STATED GOAL: The entries below should be transcribed in their entirety, exactly as written.

----

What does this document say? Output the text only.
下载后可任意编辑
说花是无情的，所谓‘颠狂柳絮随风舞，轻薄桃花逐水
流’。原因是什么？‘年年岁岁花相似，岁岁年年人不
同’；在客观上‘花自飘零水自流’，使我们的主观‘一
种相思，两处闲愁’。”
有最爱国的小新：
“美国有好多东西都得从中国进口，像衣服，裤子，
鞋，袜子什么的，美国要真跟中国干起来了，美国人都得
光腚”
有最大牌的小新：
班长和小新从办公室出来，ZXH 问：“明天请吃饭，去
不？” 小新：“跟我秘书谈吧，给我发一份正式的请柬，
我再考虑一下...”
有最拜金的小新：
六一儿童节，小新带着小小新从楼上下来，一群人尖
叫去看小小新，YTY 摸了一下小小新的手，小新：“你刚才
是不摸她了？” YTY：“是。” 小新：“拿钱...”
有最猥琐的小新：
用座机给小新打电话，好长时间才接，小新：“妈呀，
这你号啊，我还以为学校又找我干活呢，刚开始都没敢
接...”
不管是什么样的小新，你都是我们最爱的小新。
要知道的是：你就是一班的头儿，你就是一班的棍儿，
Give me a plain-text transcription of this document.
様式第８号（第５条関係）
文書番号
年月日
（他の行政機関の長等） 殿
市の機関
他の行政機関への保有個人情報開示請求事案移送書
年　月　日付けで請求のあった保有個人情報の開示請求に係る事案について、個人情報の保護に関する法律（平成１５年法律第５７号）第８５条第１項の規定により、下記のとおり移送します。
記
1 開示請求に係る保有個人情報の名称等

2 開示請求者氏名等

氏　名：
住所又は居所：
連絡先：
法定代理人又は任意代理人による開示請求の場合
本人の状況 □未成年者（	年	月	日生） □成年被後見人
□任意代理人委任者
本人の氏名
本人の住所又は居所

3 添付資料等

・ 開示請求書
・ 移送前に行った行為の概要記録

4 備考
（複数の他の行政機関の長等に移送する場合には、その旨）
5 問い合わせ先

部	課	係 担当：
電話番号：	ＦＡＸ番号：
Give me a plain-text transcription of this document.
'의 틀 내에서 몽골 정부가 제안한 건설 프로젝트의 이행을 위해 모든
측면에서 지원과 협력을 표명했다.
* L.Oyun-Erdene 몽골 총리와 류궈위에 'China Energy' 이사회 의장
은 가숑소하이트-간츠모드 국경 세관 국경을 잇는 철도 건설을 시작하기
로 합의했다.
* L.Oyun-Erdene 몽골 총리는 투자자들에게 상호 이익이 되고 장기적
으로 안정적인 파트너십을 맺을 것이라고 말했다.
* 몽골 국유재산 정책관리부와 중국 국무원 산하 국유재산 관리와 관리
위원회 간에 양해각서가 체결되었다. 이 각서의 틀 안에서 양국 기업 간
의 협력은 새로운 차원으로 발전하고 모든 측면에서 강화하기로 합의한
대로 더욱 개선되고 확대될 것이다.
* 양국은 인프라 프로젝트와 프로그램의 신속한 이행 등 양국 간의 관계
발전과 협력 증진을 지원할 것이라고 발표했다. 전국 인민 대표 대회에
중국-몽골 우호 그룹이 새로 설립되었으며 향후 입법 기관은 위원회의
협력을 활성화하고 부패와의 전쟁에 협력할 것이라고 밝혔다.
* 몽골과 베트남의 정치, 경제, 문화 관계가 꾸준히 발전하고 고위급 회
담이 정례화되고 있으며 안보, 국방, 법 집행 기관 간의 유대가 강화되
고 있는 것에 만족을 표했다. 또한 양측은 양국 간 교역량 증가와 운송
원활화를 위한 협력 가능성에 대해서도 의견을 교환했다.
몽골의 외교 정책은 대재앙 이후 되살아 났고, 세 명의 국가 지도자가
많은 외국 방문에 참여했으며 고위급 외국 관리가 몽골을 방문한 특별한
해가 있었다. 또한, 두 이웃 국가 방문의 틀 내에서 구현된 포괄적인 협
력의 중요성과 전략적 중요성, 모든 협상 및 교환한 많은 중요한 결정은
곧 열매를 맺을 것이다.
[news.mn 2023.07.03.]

----

EXPECTED ANSWER:
What does this document say? Output the text only.
下载后可任意编辑
说花是无情的，所谓‘颠狂柳絮随风舞，轻薄桃花逐水
流’。原因是什么？‘年年岁岁花相似，岁岁年年人不
同’；在客观上‘花自飘零水自流’，使我们的主观‘一
种相思，两处闲愁’。”
有最爱国的小新：
“美国有好多东西都得从中国进口，像衣服，裤子，
鞋，袜子什么的，美国要真跟中国干起来了，美国人都得
光腚”
有最大牌的小新：
班长和小新从办公室出来，ZXH 问：“明天请吃饭，去
不？” 小新：“跟我秘书谈吧，给我发一份正式的请柬，
我再考虑一下...”
有最拜金的小新：
六一儿童节，小新带着小小新从楼上下来，一群人尖
叫去看小小新，YTY 摸了一下小小新的手，小新：“你刚才
是不摸她了？” YTY：“是。” 小新：“拿钱...”
有最猥琐的小新：
用座机给小新打电话，好长时间才接，小新：“妈呀，
这你号啊，我还以为学校又找我干活呢，刚开始都没敢
接...”
不管是什么样的小新，你都是我们最爱的小新。
要知道的是：你就是一班的头儿，你就是一班的棍儿，
Give me a plain-text transcription of this document.
様式第８号（第５条関係）
文書番号
年月日
（他の行政機関の長等） 殿
市の機関
他の行政機関への保有個人情報開示請求事案移送書
年　月　日付けで請求のあった保有個人情報の開示請求に係る事案について、個人情報の保護に関する法律（平成１５年法律第５７号）第８５条第１項の規定により、下記のとおり移送します。
記
1 開示請求に係る保有個人情報の名称等

2 開示請求者氏名等

氏　名：
住所又は居所：
連絡先：
法定代理人又は任意代理人による開示請求の場合
本人の状況 □未成年者（	年	月	日生） □成年被後見人
□任意代理人委任者
本人の氏名
本人の住所又は居所

3 添付資料等

・ 開示請求書
・ 移送前に行った行為の概要記録

4 備考
（複数の他の行政機関の長等に移送する場合には、その旨）
5 問い合わせ先

部	課	係 担当：
電話番号：	ＦＡＸ番号：
Give me a plain-text transcription of this document.
'의 틀 내에서 몽골 정부가 제안한 건설 프로젝트의 이행을 위해 모든
측면에서 지원과 협력을 표명했다.
* L.Oyun-Erdene 몽골 총리와 류궈위에 'China Energy' 이사회 의장
은 가숑소하이트-간츠모드 국경 세관 국경을 잇는 철도 건설을 시작하기
로 합의했다.
* L.Oyun-Erdene 몽골 총리는 투자자들에게 상호 이익이 되고 장기적
으로 안정적인 파트너십을 맺을 것이라고 말했다.
* 몽골 국유재산 정책관리부와 중국 국무원 산하 국유재산 관리와 관리
위원회 간에 양해각서가 체결되었다. 이 각서의 틀 안에서 양국 기업 간
의 협력은 새로운 차원으로 발전하고 모든 측면에서 강화하기로 합의한
대로 더욱 개선되고 확대될 것이다.
* 양국은 인프라 프로젝트와 프로그램의 신속한 이행 등 양국 간의 관계
발전과 협력 증진을 지원할 것이라고 발표했다. 전국 인민 대표 대회에
중국-몽골 우호 그룹이 새로 설립되었으며 향후 입법 기관은 위원회의
협력을 활성화하고 부패와의 전쟁에 협력할 것이라고 밝혔다.
* 몽골과 베트남의 정치, 경제, 문화 관계가 꾸준히 발전하고 고위급 회
담이 정례화되고 있으며 안보, 국방, 법 집행 기관 간의 유대가 강화되
고 있는 것에 만족을 표했다. 또한 양측은 양국 간 교역량 증가와 운송
원활화를 위한 협력 가능성에 대해서도 의견을 교환했다.
몽골의 외교 정책은 대재앙 이후 되살아 났고, 세 명의 국가 지도자가
많은 외국 방문에 참여했으며 고위급 외국 관리가 몽골을 방문한 특별한
해가 있었다. 또한, 두 이웃 국가 방문의 틀 내에서 구현된 포괄적인 협
력의 중요성과 전략적 중요성, 모든 협상 및 교환한 많은 중요한 결정은
곧 열매를 맺을 것이다.
[news.mn 2023.07.03.]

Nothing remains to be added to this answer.